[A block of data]
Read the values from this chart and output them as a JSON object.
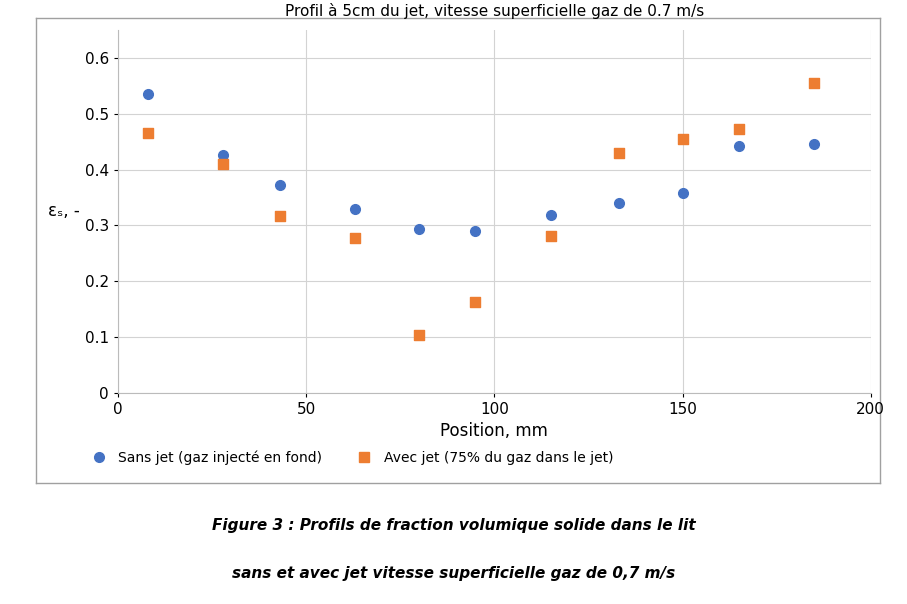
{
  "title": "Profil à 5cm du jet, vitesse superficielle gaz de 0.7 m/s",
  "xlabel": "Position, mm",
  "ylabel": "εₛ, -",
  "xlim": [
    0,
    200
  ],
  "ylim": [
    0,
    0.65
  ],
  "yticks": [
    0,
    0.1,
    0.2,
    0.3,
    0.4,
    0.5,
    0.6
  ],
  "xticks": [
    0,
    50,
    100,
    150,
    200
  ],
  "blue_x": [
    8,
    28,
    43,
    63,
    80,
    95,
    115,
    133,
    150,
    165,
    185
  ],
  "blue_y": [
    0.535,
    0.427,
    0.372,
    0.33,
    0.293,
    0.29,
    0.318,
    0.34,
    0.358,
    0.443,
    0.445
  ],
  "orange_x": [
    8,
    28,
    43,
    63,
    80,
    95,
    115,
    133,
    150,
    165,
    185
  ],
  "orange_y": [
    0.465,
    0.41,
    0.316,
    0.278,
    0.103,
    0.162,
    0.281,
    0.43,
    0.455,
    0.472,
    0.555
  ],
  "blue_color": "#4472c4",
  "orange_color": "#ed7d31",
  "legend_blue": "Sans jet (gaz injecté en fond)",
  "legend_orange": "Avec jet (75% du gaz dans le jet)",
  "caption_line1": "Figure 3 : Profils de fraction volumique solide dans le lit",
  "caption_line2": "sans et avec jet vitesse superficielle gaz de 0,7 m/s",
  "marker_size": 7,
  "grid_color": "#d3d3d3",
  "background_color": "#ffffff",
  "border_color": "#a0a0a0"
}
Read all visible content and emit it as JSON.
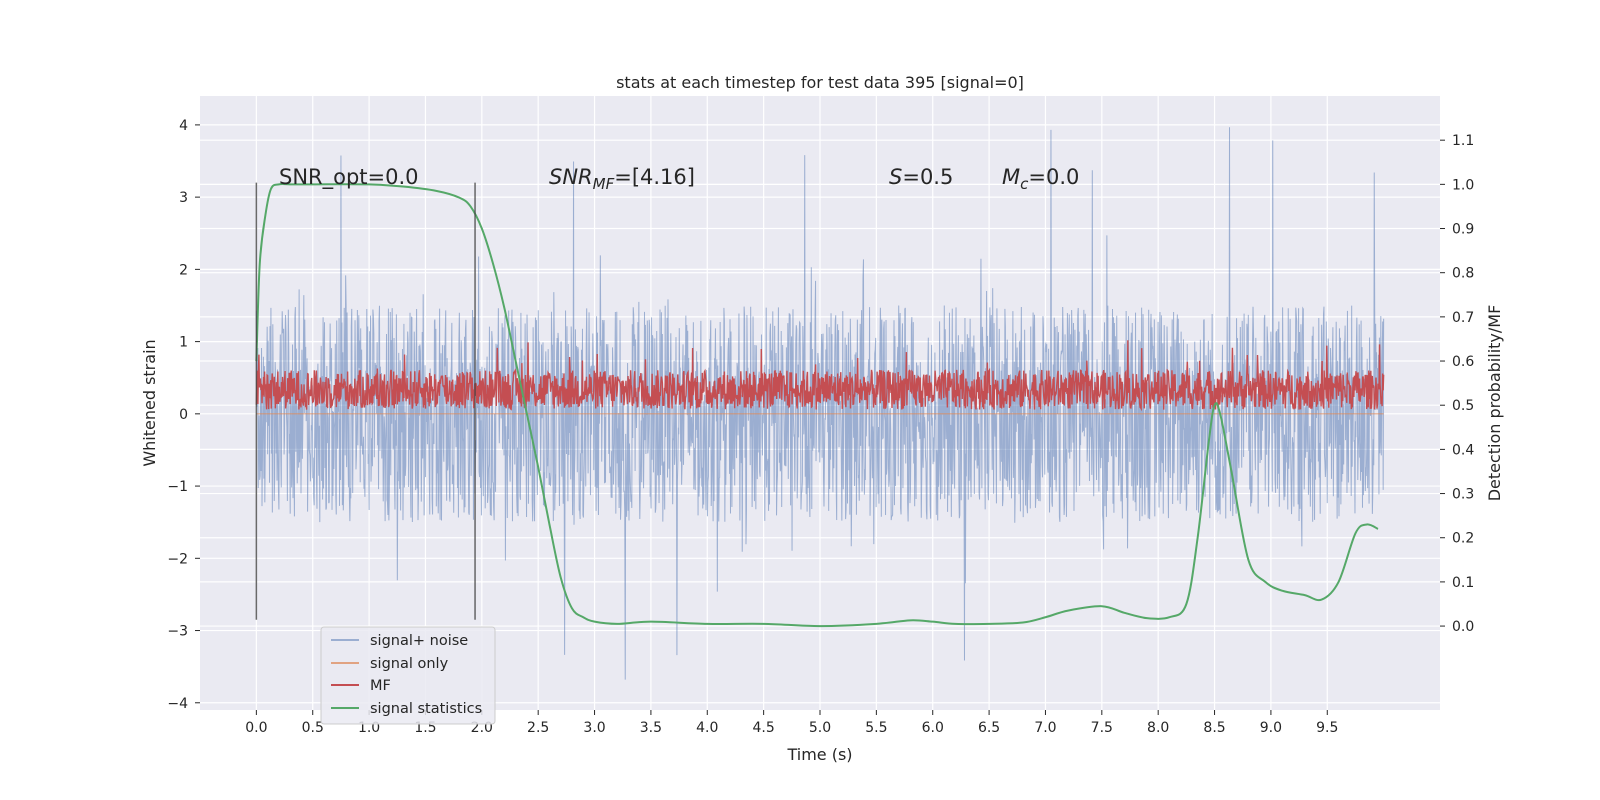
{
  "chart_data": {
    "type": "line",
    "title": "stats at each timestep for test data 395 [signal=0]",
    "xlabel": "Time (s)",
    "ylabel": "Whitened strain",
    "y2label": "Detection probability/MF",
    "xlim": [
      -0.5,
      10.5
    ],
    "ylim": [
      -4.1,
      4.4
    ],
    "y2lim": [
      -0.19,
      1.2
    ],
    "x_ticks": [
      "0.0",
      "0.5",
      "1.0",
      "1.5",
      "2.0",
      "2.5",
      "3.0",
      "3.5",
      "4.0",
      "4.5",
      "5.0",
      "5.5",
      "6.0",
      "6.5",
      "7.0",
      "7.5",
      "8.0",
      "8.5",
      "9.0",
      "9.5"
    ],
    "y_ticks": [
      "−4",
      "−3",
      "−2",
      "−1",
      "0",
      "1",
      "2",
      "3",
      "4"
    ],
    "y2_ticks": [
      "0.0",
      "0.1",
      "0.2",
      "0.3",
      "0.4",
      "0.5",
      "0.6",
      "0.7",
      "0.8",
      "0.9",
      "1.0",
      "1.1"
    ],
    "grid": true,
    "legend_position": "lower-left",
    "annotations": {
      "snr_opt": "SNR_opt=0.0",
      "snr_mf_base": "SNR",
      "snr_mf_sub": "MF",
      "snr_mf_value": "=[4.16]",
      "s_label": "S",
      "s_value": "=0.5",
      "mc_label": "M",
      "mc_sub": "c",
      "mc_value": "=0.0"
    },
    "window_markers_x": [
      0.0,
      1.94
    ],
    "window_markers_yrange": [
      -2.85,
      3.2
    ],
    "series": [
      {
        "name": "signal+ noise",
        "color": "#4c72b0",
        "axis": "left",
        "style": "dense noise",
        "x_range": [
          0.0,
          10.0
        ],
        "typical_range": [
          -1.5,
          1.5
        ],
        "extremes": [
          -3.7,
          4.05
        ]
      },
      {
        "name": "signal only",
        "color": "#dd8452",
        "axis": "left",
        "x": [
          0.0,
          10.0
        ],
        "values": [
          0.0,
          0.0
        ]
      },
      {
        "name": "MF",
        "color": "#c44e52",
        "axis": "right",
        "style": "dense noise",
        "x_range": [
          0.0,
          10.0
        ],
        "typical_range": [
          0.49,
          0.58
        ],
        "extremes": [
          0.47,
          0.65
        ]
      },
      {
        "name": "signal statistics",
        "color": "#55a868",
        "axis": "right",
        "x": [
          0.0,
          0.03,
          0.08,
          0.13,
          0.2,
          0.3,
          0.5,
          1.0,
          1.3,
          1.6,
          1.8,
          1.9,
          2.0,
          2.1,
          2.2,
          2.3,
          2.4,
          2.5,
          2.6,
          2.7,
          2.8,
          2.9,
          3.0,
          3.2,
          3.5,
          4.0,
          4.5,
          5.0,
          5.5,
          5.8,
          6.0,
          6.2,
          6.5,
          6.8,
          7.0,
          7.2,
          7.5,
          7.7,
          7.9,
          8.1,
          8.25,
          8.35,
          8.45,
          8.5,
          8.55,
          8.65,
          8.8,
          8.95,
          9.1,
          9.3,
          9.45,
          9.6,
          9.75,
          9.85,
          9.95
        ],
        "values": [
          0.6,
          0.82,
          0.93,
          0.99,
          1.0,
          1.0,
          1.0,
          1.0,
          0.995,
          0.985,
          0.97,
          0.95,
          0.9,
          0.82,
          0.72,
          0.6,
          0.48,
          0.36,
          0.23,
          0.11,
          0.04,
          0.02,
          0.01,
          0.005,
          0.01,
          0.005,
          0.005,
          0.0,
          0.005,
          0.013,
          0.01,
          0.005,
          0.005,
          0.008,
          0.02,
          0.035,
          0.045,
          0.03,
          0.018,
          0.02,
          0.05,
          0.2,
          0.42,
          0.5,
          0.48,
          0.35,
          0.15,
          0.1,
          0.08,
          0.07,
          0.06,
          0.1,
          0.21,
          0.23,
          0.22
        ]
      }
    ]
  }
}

==

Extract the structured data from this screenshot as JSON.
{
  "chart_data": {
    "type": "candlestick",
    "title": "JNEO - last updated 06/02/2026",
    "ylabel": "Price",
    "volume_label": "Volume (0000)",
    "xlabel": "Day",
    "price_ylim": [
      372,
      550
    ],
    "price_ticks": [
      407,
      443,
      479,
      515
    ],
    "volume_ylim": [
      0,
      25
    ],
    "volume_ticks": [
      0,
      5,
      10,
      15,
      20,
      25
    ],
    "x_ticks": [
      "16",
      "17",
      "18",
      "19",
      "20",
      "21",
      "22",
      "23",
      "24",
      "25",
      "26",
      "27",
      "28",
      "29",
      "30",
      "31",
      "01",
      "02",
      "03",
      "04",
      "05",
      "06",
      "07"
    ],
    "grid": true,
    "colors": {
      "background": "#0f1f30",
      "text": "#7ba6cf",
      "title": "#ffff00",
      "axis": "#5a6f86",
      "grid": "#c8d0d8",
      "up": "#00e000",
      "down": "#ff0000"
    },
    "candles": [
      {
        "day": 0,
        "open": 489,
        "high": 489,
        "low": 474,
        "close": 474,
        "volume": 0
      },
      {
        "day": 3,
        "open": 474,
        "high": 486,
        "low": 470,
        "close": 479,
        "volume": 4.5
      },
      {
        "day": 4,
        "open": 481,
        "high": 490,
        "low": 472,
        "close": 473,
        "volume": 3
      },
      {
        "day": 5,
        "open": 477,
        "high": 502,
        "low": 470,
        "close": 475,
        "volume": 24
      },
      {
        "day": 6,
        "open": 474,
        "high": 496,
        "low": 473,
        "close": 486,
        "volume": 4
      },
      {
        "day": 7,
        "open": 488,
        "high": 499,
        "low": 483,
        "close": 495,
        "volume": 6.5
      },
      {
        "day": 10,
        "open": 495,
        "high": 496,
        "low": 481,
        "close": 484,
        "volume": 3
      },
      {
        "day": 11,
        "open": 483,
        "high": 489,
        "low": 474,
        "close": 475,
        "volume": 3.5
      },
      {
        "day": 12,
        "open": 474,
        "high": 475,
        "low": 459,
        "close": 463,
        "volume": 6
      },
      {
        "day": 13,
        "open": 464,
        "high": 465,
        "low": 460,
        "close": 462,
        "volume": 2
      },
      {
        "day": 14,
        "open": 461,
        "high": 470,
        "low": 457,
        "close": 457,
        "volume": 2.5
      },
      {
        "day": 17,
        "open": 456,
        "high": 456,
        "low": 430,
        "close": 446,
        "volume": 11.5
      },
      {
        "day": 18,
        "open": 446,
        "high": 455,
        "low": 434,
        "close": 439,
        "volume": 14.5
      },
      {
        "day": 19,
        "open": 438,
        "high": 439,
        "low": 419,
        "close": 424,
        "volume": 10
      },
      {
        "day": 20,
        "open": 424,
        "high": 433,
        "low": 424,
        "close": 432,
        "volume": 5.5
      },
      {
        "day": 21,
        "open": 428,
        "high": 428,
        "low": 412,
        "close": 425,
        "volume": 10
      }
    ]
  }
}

▶ **Stated goal**
Determine the number of lines in the entries above where the string "ylabel" appears. Answer with the number alone.

▶ **Result of this task**
3